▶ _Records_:

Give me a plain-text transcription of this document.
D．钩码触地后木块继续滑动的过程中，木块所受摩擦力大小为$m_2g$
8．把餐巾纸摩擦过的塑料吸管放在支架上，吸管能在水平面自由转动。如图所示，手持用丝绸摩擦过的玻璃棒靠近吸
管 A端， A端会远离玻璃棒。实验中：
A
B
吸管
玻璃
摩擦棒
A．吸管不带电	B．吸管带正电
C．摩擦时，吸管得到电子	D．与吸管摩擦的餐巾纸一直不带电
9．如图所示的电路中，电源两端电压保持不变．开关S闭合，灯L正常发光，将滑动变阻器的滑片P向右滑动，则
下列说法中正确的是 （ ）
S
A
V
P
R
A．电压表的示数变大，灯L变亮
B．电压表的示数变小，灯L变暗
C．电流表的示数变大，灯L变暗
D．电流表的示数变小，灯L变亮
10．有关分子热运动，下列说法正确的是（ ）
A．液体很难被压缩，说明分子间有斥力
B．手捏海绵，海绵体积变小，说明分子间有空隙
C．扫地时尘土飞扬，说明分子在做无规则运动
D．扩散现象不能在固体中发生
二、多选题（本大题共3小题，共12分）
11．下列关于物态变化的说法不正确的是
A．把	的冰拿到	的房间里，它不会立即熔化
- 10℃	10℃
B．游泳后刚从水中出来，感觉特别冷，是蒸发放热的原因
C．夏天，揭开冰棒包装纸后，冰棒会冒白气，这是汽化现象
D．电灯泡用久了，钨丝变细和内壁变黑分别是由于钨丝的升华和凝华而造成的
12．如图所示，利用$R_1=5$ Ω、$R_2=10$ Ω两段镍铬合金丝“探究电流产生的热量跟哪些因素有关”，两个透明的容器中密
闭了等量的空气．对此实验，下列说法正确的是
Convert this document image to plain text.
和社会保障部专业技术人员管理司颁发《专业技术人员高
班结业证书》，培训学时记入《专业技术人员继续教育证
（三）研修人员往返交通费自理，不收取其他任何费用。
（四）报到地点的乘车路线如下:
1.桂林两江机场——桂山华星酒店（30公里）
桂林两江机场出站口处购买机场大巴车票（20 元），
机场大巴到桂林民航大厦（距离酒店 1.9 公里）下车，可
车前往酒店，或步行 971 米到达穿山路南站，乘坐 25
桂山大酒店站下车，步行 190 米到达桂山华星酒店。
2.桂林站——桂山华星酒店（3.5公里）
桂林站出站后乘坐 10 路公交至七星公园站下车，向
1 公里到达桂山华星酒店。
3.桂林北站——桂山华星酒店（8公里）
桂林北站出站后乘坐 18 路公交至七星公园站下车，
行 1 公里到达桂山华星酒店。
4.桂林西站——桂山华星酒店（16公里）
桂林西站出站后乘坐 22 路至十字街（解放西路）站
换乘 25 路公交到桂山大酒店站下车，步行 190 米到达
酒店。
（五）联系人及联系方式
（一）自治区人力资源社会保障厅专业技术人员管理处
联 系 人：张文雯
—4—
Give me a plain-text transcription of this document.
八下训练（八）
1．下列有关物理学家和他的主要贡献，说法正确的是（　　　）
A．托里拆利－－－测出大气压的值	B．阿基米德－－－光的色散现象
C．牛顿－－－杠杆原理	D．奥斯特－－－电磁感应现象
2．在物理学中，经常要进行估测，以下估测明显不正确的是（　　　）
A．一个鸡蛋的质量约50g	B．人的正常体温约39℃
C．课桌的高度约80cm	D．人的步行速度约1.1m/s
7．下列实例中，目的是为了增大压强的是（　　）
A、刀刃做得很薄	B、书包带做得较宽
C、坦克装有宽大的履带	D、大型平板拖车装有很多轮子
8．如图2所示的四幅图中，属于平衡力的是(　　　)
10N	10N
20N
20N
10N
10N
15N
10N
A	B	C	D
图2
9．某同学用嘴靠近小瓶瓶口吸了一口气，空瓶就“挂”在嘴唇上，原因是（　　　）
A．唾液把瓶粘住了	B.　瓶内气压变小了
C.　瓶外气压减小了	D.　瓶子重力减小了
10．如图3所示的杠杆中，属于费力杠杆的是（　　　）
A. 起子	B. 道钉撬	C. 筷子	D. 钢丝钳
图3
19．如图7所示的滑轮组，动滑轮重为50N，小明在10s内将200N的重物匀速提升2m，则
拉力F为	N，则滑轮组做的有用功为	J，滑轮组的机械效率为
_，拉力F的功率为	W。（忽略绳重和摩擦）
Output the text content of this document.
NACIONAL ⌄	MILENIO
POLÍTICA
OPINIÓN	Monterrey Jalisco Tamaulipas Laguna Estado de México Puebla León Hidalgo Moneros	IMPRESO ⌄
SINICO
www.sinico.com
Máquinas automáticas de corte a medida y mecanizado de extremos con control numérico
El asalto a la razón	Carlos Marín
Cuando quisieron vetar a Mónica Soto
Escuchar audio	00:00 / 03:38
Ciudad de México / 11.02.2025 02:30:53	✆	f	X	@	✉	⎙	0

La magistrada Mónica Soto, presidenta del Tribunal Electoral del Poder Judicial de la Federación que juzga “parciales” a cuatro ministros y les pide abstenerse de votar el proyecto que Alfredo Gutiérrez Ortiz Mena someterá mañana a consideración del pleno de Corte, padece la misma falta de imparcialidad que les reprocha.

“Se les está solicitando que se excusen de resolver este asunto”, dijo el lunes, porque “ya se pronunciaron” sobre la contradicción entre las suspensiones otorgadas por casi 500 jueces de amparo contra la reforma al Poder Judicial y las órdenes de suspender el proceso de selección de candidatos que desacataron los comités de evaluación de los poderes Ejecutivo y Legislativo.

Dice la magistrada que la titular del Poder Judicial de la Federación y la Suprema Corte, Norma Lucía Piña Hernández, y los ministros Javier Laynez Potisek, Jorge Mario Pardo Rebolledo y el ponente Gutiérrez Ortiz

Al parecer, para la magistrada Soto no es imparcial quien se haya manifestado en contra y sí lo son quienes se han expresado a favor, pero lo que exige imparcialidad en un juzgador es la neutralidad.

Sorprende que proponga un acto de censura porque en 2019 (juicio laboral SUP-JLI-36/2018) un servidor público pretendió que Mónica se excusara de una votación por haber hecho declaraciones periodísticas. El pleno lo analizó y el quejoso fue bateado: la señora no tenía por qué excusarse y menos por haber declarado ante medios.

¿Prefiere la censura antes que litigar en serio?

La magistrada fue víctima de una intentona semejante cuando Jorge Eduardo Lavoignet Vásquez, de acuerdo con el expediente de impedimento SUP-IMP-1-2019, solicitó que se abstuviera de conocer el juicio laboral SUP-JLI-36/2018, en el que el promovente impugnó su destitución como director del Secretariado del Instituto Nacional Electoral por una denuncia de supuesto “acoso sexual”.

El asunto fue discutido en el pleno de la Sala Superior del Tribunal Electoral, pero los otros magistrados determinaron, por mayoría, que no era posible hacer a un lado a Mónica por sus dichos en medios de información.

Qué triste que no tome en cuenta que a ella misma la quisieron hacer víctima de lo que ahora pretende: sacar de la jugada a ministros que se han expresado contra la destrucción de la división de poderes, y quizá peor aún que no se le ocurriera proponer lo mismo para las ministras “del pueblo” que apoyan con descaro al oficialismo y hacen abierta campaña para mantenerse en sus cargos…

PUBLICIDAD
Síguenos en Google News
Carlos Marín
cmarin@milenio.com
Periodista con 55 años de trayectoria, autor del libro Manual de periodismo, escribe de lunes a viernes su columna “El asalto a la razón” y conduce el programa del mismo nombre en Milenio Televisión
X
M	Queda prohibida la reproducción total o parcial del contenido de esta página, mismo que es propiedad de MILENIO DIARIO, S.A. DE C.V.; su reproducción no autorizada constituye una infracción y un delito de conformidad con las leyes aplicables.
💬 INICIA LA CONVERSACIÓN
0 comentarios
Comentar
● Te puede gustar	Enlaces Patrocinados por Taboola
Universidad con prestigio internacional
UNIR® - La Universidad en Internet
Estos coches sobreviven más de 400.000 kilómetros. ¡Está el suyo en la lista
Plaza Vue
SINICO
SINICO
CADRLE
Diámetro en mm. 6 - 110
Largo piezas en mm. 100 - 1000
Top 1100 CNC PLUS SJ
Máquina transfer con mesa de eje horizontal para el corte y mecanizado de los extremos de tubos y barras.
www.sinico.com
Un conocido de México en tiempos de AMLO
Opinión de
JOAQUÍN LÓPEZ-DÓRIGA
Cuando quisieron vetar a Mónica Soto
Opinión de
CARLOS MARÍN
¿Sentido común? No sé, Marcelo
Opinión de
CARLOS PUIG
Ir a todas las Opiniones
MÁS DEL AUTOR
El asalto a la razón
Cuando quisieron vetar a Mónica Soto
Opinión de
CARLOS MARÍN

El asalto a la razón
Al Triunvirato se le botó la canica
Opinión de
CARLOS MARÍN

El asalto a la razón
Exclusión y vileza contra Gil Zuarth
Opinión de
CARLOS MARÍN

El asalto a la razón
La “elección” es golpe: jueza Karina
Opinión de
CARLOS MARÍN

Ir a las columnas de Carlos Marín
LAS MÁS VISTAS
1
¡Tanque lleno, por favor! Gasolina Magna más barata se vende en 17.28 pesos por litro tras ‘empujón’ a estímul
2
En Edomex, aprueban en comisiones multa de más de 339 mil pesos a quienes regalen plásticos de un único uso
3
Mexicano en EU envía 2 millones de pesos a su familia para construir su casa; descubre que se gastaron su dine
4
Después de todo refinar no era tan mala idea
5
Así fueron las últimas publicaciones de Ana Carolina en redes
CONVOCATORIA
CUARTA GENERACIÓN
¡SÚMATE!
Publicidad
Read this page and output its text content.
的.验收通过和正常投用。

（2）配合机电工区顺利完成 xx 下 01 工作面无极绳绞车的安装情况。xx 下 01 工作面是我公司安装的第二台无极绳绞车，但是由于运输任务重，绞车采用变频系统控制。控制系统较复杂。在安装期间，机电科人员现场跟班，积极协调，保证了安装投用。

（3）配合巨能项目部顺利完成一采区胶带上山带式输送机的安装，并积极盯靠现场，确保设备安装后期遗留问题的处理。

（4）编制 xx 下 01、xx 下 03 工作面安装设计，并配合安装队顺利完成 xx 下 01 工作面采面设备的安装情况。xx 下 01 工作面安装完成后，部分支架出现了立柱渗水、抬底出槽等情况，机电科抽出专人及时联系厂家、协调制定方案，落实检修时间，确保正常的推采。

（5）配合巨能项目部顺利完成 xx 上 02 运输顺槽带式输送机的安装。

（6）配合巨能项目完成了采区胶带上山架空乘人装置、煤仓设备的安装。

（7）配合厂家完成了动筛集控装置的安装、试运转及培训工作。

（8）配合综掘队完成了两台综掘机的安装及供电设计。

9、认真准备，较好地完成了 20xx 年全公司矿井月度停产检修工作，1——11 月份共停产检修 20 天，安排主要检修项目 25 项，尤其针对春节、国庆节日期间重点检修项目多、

▶ _Task to complete_:
All lines above containing the string "this" are to be collected.

▶ _Exercise output_:
Give me a plain-text transcription of this document.
Convert this document image to plain text.
Give me a plain-text transcription of this document.
Output the text content of this document.
Read this page and output its text content.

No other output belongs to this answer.